*Stated task*. Put the records from the line with "What elements are" to the line with "phrase-cell[interactable]: うーん: [793, 322, 1173, 702]" into a Markdown table with the columns Number and Record line, one row per line and blank lines left out.

Extracted data entries
<<<<

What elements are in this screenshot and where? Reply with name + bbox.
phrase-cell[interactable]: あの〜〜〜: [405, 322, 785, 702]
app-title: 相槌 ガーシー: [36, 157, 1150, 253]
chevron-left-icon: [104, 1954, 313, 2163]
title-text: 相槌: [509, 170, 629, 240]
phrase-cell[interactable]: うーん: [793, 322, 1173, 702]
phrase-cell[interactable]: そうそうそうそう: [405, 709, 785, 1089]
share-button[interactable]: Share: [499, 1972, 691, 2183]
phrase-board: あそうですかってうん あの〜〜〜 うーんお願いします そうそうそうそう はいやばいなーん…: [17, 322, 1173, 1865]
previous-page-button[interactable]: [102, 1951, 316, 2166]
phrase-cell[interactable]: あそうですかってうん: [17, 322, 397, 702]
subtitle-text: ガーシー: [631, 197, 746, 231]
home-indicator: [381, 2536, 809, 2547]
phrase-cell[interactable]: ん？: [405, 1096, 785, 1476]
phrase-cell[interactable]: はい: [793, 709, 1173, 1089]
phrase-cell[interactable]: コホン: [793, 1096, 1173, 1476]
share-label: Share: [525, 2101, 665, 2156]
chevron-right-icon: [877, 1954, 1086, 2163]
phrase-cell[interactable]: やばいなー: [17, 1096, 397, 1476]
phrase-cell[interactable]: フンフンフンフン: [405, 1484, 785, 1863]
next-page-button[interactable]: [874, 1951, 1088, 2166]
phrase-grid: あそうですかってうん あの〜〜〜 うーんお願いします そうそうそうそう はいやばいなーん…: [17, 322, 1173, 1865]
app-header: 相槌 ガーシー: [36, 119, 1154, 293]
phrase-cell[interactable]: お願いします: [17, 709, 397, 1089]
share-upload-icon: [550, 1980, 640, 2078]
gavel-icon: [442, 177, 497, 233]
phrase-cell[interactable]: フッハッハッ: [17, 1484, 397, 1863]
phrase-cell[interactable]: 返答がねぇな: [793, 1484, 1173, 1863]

>>>>
<<<<

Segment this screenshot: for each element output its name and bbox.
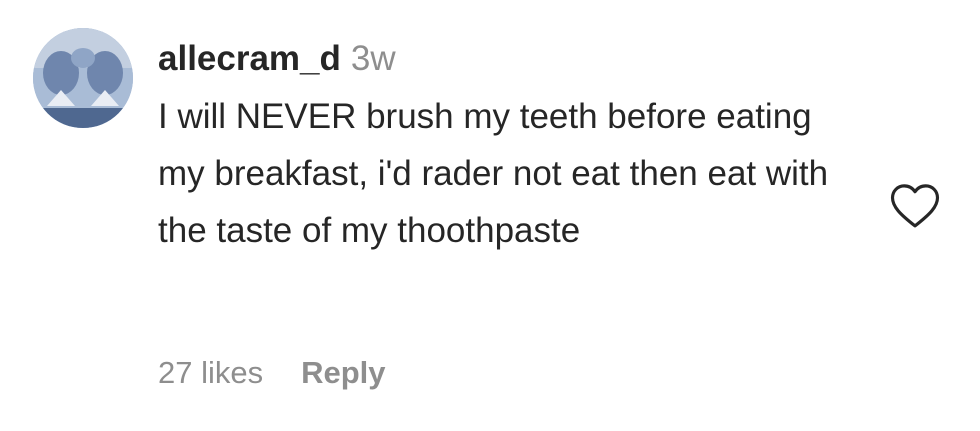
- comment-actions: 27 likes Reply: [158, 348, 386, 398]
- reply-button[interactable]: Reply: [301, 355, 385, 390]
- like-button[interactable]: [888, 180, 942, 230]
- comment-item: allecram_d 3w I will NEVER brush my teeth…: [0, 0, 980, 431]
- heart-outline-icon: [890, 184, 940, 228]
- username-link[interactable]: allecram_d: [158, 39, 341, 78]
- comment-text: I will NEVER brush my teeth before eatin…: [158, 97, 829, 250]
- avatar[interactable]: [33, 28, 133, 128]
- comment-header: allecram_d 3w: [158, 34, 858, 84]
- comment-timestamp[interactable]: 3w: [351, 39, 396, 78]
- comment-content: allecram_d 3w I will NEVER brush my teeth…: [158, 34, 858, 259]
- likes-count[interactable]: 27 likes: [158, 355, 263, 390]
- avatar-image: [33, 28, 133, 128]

>>>>
<<<<

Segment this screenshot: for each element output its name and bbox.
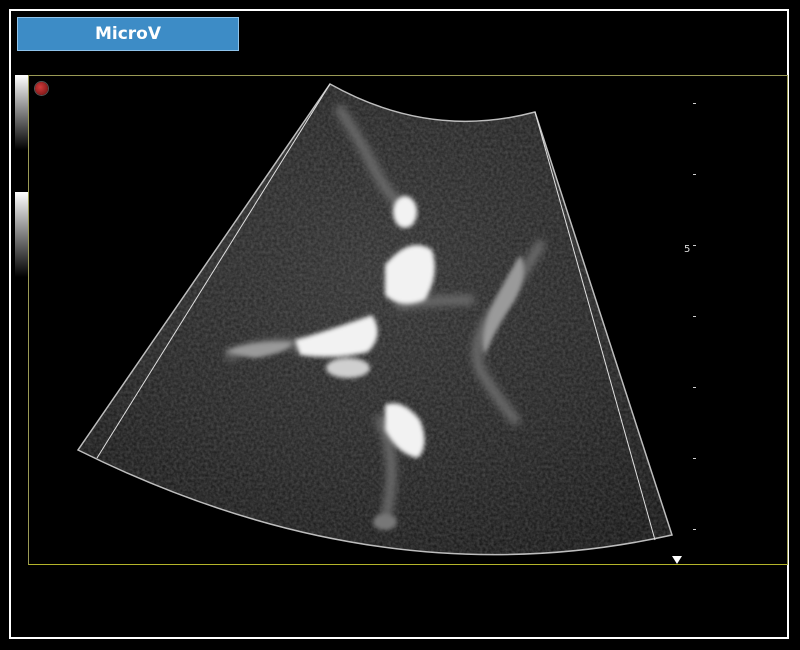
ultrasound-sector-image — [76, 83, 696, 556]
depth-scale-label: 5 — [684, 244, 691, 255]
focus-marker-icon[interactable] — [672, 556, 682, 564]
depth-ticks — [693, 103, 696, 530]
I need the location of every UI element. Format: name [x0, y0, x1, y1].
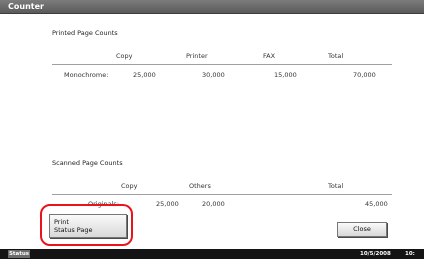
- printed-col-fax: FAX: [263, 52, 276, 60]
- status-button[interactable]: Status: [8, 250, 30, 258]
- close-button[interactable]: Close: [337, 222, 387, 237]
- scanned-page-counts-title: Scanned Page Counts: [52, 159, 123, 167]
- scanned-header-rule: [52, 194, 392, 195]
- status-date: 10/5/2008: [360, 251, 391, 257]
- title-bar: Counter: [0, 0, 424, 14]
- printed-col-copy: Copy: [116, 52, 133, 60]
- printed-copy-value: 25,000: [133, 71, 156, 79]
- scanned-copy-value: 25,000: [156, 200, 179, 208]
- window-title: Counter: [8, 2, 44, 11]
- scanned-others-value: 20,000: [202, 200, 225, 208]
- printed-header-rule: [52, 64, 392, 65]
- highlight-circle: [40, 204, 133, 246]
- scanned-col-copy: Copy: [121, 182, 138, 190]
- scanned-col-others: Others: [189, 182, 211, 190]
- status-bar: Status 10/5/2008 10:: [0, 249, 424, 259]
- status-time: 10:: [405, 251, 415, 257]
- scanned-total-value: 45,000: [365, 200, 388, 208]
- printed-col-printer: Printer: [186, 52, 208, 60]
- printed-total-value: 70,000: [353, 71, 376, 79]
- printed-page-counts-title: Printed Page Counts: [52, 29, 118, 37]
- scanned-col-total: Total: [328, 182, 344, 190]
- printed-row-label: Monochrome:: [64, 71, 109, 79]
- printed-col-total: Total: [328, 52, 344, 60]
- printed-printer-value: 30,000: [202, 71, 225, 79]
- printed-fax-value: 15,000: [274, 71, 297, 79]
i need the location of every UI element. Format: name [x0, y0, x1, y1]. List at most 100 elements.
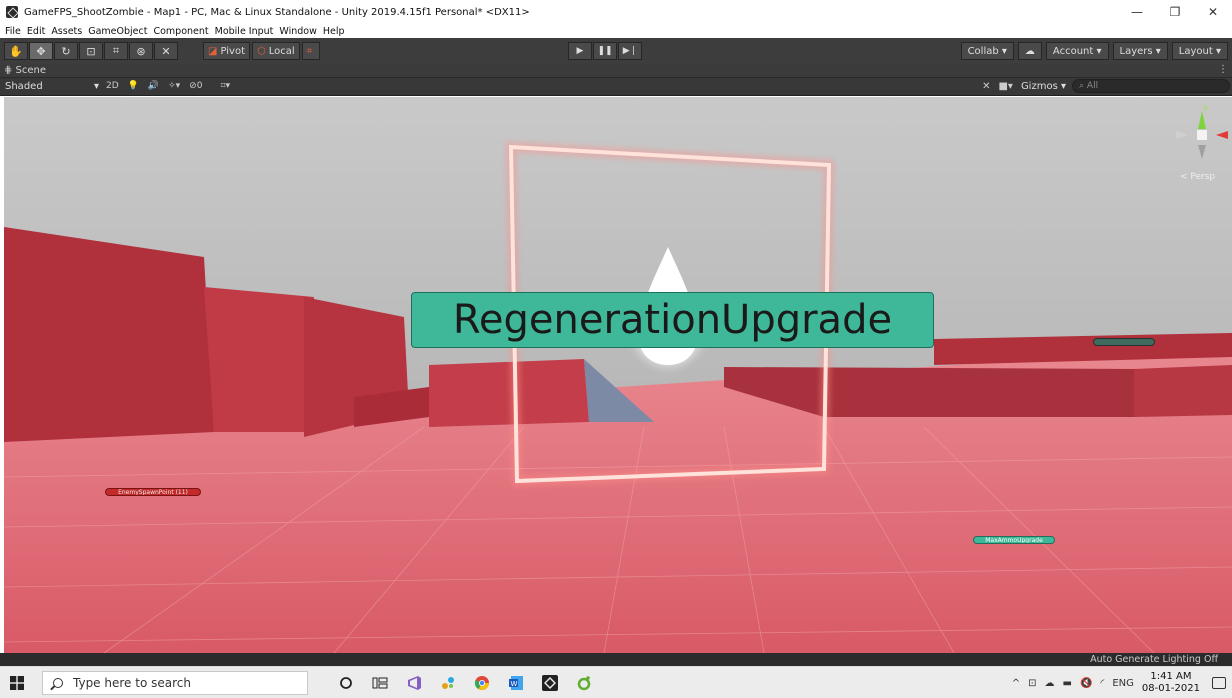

>>>>

*Answer to this problem*.
| Number | Record line |
|---|---|
| 1 | What elements are in this screenshot and where? Reply with name + bbox. |
| 2 | phrase-cell[interactable]: あの〜〜〜: [405, 322, 785, 702] |
| 3 | app-title: 相槌 ガーシー: [36, 157, 1150, 253] |
| 4 | chevron-left-icon: [104, 1954, 313, 2163] |
| 5 | title-text: 相槌: [509, 170, 629, 240] |
| 6 | phrase-cell[interactable]: うーん: [793, 322, 1173, 702] |